● REQUIREMENTS
Take every line from the listing below that includes "JSON" and copy it.

● RECORDS PROVIDED
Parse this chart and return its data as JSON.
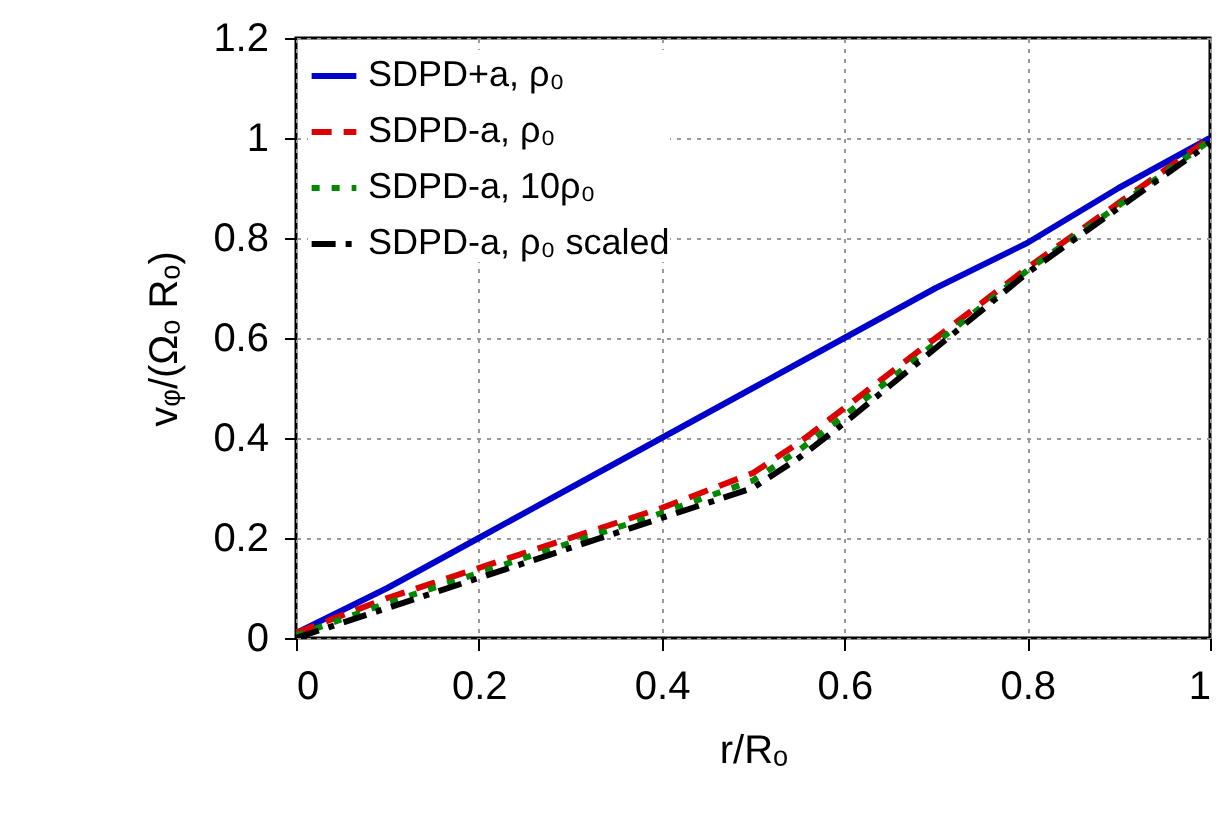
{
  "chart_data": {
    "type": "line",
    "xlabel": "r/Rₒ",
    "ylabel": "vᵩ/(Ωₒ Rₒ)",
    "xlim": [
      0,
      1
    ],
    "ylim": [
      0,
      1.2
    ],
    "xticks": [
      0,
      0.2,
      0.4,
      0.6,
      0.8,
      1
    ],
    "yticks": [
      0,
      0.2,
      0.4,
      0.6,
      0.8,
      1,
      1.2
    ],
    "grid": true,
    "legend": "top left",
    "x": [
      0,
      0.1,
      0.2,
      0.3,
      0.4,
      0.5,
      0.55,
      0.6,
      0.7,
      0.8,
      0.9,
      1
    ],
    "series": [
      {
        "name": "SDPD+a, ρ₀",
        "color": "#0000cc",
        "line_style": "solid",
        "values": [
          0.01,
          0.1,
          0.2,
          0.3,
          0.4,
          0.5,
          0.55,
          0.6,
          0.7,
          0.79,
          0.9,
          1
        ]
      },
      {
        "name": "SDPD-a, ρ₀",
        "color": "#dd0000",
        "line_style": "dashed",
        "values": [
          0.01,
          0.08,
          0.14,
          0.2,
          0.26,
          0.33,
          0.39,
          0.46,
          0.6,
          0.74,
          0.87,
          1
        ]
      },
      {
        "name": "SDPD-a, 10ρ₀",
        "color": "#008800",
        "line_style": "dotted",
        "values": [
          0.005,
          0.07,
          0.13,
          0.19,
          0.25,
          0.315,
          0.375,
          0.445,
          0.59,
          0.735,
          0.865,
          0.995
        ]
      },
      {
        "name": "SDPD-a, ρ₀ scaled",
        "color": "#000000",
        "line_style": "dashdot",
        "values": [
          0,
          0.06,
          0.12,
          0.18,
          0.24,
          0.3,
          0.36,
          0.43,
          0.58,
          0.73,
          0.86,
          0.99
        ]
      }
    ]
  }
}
---
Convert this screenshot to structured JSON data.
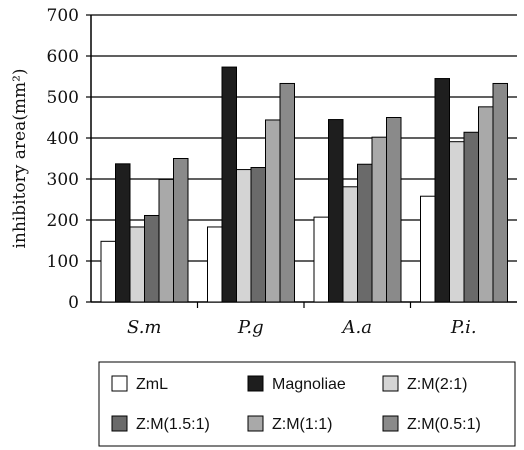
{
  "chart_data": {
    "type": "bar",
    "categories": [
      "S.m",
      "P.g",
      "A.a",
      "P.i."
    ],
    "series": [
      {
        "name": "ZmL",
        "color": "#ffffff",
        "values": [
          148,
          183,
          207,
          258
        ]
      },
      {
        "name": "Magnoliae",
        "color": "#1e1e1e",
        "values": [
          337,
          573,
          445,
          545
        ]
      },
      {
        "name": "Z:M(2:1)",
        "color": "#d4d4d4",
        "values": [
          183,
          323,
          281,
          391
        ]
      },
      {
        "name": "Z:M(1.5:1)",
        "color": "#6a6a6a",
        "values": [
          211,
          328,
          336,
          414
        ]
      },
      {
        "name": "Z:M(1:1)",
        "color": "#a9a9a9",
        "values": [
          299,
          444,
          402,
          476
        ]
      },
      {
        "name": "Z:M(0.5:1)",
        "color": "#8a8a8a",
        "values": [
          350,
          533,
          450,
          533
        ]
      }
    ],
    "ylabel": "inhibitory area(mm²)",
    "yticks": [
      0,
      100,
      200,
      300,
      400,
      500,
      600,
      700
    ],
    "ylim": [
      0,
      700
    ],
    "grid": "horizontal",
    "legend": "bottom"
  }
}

● RESPONSE TO THIS TASK
Parse this chart and return its data as JSON.
Convert this screenshot to structured JSON data.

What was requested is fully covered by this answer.